Entries drawn from a collection:
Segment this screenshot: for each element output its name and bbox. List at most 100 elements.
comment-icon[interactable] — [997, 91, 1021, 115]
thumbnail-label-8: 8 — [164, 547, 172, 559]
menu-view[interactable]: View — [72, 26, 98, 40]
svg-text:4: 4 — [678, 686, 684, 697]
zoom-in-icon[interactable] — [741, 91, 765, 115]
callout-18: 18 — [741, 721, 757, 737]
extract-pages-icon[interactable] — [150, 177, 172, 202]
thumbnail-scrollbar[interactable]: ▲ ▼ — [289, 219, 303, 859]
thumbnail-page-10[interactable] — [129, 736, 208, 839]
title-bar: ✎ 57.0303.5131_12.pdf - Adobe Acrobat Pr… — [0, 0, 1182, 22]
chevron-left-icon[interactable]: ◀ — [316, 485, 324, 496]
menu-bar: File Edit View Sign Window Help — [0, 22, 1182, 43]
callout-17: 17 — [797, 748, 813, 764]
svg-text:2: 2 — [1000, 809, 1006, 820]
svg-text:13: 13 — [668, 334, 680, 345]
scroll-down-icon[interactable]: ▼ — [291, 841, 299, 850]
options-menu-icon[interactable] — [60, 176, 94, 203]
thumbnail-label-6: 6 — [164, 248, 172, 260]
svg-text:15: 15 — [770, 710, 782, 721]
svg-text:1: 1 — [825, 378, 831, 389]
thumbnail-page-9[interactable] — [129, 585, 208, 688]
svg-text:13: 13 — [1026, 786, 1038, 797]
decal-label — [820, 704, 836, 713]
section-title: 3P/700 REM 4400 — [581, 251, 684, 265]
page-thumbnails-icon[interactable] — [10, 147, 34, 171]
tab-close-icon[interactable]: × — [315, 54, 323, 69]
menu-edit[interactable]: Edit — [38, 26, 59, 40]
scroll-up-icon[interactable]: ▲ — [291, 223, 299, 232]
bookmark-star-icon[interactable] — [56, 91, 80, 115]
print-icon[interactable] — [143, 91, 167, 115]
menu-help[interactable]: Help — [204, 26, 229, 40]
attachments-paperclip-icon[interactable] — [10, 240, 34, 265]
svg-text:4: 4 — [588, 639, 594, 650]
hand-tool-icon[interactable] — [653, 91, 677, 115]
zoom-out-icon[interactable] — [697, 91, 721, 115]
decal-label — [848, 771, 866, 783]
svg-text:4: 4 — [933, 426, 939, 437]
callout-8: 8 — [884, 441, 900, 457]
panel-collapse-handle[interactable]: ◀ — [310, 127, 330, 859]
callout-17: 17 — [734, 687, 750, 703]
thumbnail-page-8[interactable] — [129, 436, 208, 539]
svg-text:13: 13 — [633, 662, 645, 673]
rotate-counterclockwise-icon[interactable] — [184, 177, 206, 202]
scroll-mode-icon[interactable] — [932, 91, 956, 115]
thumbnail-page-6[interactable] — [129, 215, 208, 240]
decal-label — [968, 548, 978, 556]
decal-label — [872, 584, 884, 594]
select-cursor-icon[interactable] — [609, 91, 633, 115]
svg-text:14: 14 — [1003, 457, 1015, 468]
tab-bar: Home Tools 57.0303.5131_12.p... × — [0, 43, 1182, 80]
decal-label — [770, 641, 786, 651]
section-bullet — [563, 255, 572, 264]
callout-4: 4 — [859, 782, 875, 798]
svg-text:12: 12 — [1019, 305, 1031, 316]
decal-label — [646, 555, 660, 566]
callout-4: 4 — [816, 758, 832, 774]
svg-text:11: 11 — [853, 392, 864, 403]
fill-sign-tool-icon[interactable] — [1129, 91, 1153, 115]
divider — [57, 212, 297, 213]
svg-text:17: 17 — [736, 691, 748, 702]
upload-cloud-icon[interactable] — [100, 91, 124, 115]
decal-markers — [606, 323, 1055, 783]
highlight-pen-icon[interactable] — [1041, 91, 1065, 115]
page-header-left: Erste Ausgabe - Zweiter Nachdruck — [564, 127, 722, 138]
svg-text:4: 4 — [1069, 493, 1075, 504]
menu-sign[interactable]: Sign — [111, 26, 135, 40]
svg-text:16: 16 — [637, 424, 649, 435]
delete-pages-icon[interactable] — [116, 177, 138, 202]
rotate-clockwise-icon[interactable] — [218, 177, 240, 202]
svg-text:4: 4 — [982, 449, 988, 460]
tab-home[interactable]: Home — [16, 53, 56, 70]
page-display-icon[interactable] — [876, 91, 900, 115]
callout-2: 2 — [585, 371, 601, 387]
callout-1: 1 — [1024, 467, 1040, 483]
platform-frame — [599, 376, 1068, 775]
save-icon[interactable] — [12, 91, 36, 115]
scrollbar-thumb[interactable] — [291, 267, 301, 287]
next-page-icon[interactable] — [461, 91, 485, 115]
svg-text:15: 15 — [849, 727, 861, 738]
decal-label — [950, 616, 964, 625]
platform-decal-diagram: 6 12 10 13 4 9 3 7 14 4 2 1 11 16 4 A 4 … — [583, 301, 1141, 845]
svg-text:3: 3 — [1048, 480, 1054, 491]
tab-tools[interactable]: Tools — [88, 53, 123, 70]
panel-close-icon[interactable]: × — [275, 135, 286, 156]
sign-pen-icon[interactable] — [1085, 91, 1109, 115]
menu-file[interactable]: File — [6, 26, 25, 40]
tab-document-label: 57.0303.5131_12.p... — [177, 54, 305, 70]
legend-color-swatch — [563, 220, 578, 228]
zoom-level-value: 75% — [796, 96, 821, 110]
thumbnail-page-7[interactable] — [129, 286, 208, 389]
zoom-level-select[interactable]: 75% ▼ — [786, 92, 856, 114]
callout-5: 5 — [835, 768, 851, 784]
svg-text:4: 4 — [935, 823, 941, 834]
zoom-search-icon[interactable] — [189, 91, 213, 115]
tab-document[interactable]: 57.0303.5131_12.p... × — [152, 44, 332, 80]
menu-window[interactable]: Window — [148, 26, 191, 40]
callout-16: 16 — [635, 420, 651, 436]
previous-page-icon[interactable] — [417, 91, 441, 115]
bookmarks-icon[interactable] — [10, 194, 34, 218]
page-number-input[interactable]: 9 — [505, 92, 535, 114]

SHORT EXERCISE
Write out every line of the items above, word for word and unchanged.

WORKED SOLUTION
Segment this screenshot: for each element output its name and bbox. List at most 100 elements.
comment-icon[interactable] — [997, 91, 1021, 115]
thumbnail-label-8: 8 — [164, 547, 172, 559]
menu-view[interactable]: View — [72, 26, 98, 40]
svg-text:4: 4 — [678, 686, 684, 697]
zoom-in-icon[interactable] — [741, 91, 765, 115]
callout-18: 18 — [741, 721, 757, 737]
extract-pages-icon[interactable] — [150, 177, 172, 202]
thumbnail-scrollbar[interactable]: ▲ ▼ — [289, 219, 303, 859]
thumbnail-page-10[interactable] — [129, 736, 208, 839]
title-bar: ✎ 57.0303.5131_12.pdf - Adobe Acrobat Pr… — [0, 0, 1182, 22]
chevron-left-icon[interactable]: ◀ — [316, 485, 324, 496]
menu-bar: File Edit View Sign Window Help — [0, 22, 1182, 43]
callout-17: 17 — [797, 748, 813, 764]
svg-text:2: 2 — [1000, 809, 1006, 820]
svg-text:13: 13 — [668, 334, 680, 345]
scroll-down-icon[interactable]: ▼ — [291, 841, 299, 850]
options-menu-icon[interactable] — [60, 176, 94, 203]
thumbnail-label-6: 6 — [164, 248, 172, 260]
svg-text:15: 15 — [770, 710, 782, 721]
svg-text:1: 1 — [825, 378, 831, 389]
thumbnail-page-9[interactable] — [129, 585, 208, 688]
svg-text:13: 13 — [1026, 786, 1038, 797]
decal-label — [820, 704, 836, 713]
section-title: 3P/700 REM 4400 — [581, 251, 684, 265]
page-thumbnails-icon[interactable] — [10, 147, 34, 171]
tab-close-icon[interactable]: × — [315, 54, 323, 69]
menu-edit[interactable]: Edit — [38, 26, 59, 40]
scroll-up-icon[interactable]: ▲ — [291, 223, 299, 232]
bookmark-star-icon[interactable] — [56, 91, 80, 115]
print-icon[interactable] — [143, 91, 167, 115]
menu-help[interactable]: Help — [204, 26, 229, 40]
attachments-paperclip-icon[interactable] — [10, 240, 34, 265]
svg-text:4: 4 — [588, 639, 594, 650]
hand-tool-icon[interactable] — [653, 91, 677, 115]
zoom-out-icon[interactable] — [697, 91, 721, 115]
decal-label — [848, 771, 866, 783]
svg-text:4: 4 — [933, 426, 939, 437]
callout-8: 8 — [884, 441, 900, 457]
panel-collapse-handle[interactable]: ◀ — [310, 127, 330, 859]
callout-17: 17 — [734, 687, 750, 703]
thumbnail-page-8[interactable] — [129, 436, 208, 539]
svg-text:13: 13 — [633, 662, 645, 673]
rotate-counterclockwise-icon[interactable] — [184, 177, 206, 202]
scroll-mode-icon[interactable] — [932, 91, 956, 115]
thumbnail-page-6[interactable] — [129, 215, 208, 240]
decal-label — [968, 548, 978, 556]
decal-label — [872, 584, 884, 594]
select-cursor-icon[interactable] — [609, 91, 633, 115]
svg-text:14: 14 — [1003, 457, 1015, 468]
tab-bar: Home Tools 57.0303.5131_12.p... × — [0, 43, 1182, 80]
decal-label — [770, 641, 786, 651]
section-bullet — [563, 255, 572, 264]
callout-4: 4 — [859, 782, 875, 798]
svg-text:12: 12 — [1019, 305, 1031, 316]
decal-label — [646, 555, 660, 566]
callout-4: 4 — [816, 758, 832, 774]
svg-text:11: 11 — [853, 392, 864, 403]
fill-sign-tool-icon[interactable] — [1129, 91, 1153, 115]
divider — [57, 212, 297, 213]
svg-text:17: 17 — [736, 691, 748, 702]
upload-cloud-icon[interactable] — [100, 91, 124, 115]
decal-markers — [606, 323, 1055, 783]
highlight-pen-icon[interactable] — [1041, 91, 1065, 115]
page-header-left: Erste Ausgabe - Zweiter Nachdruck — [564, 127, 722, 138]
svg-text:4: 4 — [1069, 493, 1075, 504]
menu-sign[interactable]: Sign — [111, 26, 135, 40]
svg-text:16: 16 — [637, 424, 649, 435]
delete-pages-icon[interactable] — [116, 177, 138, 202]
rotate-clockwise-icon[interactable] — [218, 177, 240, 202]
svg-text:4: 4 — [982, 449, 988, 460]
tab-home[interactable]: Home — [16, 53, 56, 70]
page-display-icon[interactable] — [876, 91, 900, 115]
callout-2: 2 — [585, 371, 601, 387]
callout-1: 1 — [1024, 467, 1040, 483]
platform-frame — [599, 376, 1068, 775]
save-icon[interactable] — [12, 91, 36, 115]
scrollbar-thumb[interactable] — [291, 267, 301, 287]
next-page-icon[interactable] — [461, 91, 485, 115]
svg-text:15: 15 — [849, 727, 861, 738]
decal-label — [950, 616, 964, 625]
platform-decal-diagram: 6 12 10 13 4 9 3 7 14 4 2 1 11 16 4 A 4 … — [583, 301, 1141, 845]
svg-text:3: 3 — [1048, 480, 1054, 491]
tab-tools[interactable]: Tools — [88, 53, 123, 70]
panel-close-icon[interactable]: × — [275, 135, 286, 156]
sign-pen-icon[interactable] — [1085, 91, 1109, 115]
menu-file[interactable]: File — [6, 26, 25, 40]
tab-document-label: 57.0303.5131_12.p... — [177, 54, 305, 70]
legend-color-swatch — [563, 220, 578, 228]
zoom-level-value: 75% — [796, 96, 821, 110]
thumbnail-page-7[interactable] — [129, 286, 208, 389]
zoom-level-select[interactable]: 75% ▼ — [786, 92, 856, 114]
callout-5: 5 — [835, 768, 851, 784]
svg-text:4: 4 — [935, 823, 941, 834]
zoom-search-icon[interactable] — [189, 91, 213, 115]
tab-document[interactable]: 57.0303.5131_12.p... × — [152, 44, 332, 80]
menu-window[interactable]: Window — [148, 26, 191, 40]
callout-16: 16 — [635, 420, 651, 436]
previous-page-icon[interactable] — [417, 91, 441, 115]
bookmarks-icon[interactable] — [10, 194, 34, 218]
page-number-input[interactable]: 9 — [505, 92, 535, 114]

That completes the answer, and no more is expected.